- SET TASK: Repeat every line below exactly as it reads.

═══ ITEMS ═══

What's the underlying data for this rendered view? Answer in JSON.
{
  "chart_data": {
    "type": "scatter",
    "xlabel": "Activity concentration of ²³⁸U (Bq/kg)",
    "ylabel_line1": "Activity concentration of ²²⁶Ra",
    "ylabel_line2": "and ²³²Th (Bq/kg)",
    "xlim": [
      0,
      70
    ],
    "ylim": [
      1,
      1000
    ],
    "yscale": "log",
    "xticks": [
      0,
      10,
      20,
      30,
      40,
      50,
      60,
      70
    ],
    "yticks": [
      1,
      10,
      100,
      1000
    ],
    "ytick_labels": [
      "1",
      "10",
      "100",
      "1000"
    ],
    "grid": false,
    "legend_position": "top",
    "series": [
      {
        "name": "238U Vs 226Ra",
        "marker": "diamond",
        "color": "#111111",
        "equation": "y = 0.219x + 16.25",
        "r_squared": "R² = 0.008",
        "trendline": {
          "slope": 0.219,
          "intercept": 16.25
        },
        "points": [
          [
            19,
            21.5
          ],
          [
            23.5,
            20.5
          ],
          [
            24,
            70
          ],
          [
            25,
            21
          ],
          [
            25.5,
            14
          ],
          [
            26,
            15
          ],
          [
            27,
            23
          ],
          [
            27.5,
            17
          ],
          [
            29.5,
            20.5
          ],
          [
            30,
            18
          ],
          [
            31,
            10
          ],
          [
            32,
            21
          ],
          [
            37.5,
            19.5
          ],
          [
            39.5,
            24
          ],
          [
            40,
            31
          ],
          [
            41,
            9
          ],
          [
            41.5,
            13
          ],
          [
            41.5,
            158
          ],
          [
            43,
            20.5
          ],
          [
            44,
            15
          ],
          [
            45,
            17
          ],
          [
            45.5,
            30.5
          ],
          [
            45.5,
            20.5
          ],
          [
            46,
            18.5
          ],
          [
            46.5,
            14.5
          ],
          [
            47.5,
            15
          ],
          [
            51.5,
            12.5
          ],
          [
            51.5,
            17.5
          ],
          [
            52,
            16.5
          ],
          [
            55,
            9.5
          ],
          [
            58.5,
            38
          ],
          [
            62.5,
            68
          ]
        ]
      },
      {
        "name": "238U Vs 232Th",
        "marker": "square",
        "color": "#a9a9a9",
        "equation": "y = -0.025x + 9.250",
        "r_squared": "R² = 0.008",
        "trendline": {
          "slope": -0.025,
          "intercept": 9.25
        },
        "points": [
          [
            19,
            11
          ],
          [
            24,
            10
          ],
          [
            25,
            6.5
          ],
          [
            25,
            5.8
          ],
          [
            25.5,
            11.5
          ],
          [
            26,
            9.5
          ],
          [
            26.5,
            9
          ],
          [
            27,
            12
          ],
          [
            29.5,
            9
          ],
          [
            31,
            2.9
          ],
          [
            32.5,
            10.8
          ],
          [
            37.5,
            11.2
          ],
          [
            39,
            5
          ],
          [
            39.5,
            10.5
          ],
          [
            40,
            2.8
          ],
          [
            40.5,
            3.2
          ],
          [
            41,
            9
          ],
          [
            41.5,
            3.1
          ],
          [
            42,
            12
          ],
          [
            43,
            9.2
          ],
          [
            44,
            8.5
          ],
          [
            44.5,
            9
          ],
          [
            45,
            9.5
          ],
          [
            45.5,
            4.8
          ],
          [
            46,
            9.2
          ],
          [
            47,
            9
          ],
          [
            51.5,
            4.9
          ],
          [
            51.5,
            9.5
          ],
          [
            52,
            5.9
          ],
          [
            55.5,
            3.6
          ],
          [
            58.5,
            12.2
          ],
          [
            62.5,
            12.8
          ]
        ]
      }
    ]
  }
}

═══

- FULL SOLUTION:
What's the underlying data for this rendered view? Answer in JSON.
{
  "chart_data": {
    "type": "scatter",
    "xlabel": "Activity concentration of ²³⁸U (Bq/kg)",
    "ylabel_line1": "Activity concentration of ²²⁶Ra",
    "ylabel_line2": "and ²³²Th (Bq/kg)",
    "xlim": [
      0,
      70
    ],
    "ylim": [
      1,
      1000
    ],
    "yscale": "log",
    "xticks": [
      0,
      10,
      20,
      30,
      40,
      50,
      60,
      70
    ],
    "yticks": [
      1,
      10,
      100,
      1000
    ],
    "ytick_labels": [
      "1",
      "10",
      "100",
      "1000"
    ],
    "grid": false,
    "legend_position": "top",
    "series": [
      {
        "name": "238U Vs 226Ra",
        "marker": "diamond",
        "color": "#111111",
        "equation": "y = 0.219x + 16.25",
        "r_squared": "R² = 0.008",
        "trendline": {
          "slope": 0.219,
          "intercept": 16.25
        },
        "points": [
          [
            19,
            21.5
          ],
          [
            23.5,
            20.5
          ],
          [
            24,
            70
          ],
          [
            25,
            21
          ],
          [
            25.5,
            14
          ],
          [
            26,
            15
          ],
          [
            27,
            23
          ],
          [
            27.5,
            17
          ],
          [
            29.5,
            20.5
          ],
          [
            30,
            18
          ],
          [
            31,
            10
          ],
          [
            32,
            21
          ],
          [
            37.5,
            19.5
          ],
          [
            39.5,
            24
          ],
          [
            40,
            31
          ],
          [
            41,
            9
          ],
          [
            41.5,
            13
          ],
          [
            41.5,
            158
          ],
          [
            43,
            20.5
          ],
          [
            44,
            15
          ],
          [
            45,
            17
          ],
          [
            45.5,
            30.5
          ],
          [
            45.5,
            20.5
          ],
          [
            46,
            18.5
          ],
          [
            46.5,
            14.5
          ],
          [
            47.5,
            15
          ],
          [
            51.5,
            12.5
          ],
          [
            51.5,
            17.5
          ],
          [
            52,
            16.5
          ],
          [
            55,
            9.5
          ],
          [
            58.5,
            38
          ],
          [
            62.5,
            68
          ]
        ]
      },
      {
        "name": "238U Vs 232Th",
        "marker": "square",
        "color": "#a9a9a9",
        "equation": "y = -0.025x + 9.250",
        "r_squared": "R² = 0.008",
        "trendline": {
          "slope": -0.025,
          "intercept": 9.25
        },
        "points": [
          [
            19,
            11
          ],
          [
            24,
            10
          ],
          [
            25,
            6.5
          ],
          [
            25,
            5.8
          ],
          [
            25.5,
            11.5
          ],
          [
            26,
            9.5
          ],
          [
            26.5,
            9
          ],
          [
            27,
            12
          ],
          [
            29.5,
            9
          ],
          [
            31,
            2.9
          ],
          [
            32.5,
            10.8
          ],
          [
            37.5,
            11.2
          ],
          [
            39,
            5
          ],
          [
            39.5,
            10.5
          ],
          [
            40,
            2.8
          ],
          [
            40.5,
            3.2
          ],
          [
            41,
            9
          ],
          [
            41.5,
            3.1
          ],
          [
            42,
            12
          ],
          [
            43,
            9.2
          ],
          [
            44,
            8.5
          ],
          [
            44.5,
            9
          ],
          [
            45,
            9.5
          ],
          [
            45.5,
            4.8
          ],
          [
            46,
            9.2
          ],
          [
            47,
            9
          ],
          [
            51.5,
            4.9
          ],
          [
            51.5,
            9.5
          ],
          [
            52,
            5.9
          ],
          [
            55.5,
            3.6
          ],
          [
            58.5,
            12.2
          ],
          [
            62.5,
            12.8
          ]
        ]
      }
    ]
  }
}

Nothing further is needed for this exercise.